┌──

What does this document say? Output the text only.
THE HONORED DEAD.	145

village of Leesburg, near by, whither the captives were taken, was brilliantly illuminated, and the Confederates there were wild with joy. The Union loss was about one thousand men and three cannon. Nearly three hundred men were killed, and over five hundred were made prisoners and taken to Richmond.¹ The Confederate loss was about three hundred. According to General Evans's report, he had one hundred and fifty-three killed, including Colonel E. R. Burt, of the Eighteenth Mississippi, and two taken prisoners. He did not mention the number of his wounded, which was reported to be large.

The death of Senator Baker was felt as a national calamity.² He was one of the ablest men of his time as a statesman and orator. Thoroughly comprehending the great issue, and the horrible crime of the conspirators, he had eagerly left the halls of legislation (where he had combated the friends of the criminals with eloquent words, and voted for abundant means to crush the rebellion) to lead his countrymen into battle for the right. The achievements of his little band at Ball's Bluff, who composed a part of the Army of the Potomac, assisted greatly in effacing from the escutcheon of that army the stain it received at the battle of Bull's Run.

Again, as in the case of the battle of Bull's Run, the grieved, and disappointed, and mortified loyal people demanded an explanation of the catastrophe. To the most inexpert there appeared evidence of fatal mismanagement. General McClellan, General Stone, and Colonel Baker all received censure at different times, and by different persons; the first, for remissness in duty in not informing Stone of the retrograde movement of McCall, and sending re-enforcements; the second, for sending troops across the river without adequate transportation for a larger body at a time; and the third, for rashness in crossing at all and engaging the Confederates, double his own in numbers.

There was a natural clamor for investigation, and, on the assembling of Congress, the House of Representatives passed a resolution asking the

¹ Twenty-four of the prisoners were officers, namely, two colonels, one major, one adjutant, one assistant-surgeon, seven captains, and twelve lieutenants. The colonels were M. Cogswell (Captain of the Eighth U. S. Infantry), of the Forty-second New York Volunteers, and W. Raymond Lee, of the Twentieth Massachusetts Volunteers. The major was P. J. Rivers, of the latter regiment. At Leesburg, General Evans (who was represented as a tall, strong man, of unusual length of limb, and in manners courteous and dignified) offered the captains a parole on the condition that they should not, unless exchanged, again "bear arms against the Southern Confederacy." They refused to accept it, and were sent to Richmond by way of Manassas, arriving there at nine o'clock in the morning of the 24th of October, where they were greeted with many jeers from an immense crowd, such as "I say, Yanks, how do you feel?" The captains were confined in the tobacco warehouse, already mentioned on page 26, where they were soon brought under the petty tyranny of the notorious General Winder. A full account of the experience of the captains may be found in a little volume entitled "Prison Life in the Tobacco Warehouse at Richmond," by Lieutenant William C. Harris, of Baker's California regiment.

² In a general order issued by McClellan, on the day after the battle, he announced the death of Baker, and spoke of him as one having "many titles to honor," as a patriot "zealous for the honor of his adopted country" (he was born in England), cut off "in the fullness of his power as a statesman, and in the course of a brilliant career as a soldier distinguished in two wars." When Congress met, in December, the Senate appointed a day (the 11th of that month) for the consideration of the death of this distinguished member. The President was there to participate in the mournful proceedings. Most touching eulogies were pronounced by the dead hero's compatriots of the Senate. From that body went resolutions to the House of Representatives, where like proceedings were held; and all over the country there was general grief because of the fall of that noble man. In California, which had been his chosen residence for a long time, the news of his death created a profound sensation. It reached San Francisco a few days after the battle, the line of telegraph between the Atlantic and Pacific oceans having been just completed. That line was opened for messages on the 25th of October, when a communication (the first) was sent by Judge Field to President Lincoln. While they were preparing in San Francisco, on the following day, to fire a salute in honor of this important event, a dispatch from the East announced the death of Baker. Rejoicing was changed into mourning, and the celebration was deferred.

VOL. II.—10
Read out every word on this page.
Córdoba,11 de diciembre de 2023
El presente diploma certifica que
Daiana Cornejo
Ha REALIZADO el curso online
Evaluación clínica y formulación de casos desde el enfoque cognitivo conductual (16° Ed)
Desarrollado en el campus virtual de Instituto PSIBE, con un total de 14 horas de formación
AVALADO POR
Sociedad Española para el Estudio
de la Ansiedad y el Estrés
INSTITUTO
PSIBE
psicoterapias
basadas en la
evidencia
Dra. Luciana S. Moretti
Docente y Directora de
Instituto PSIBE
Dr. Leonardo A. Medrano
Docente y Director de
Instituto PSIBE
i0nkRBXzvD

└──

- **AIM**:
What needs duplicating is the run of lines from the one containing "Read out every word on this page." through the last line of the entries above, exact and complete.

- **RESPONSE**:
Read out every word on this page.
Córdoba,11 de diciembre de 2023
El presente diploma certifica que
Daiana Cornejo
Ha REALIZADO el curso online
Evaluación clínica y formulación de casos desde el enfoque cognitivo conductual (16° Ed)
Desarrollado en el campus virtual de Instituto PSIBE, con un total de 14 horas de formación
AVALADO POR
Sociedad Española para el Estudio
de la Ansiedad y el Estrés
INSTITUTO
PSIBE
psicoterapias
basadas en la
evidencia
Dra. Luciana S. Moretti
Docente y Directora de
Instituto PSIBE
Dr. Leonardo A. Medrano
Docente y Director de
Instituto PSIBE
i0nkRBXzvD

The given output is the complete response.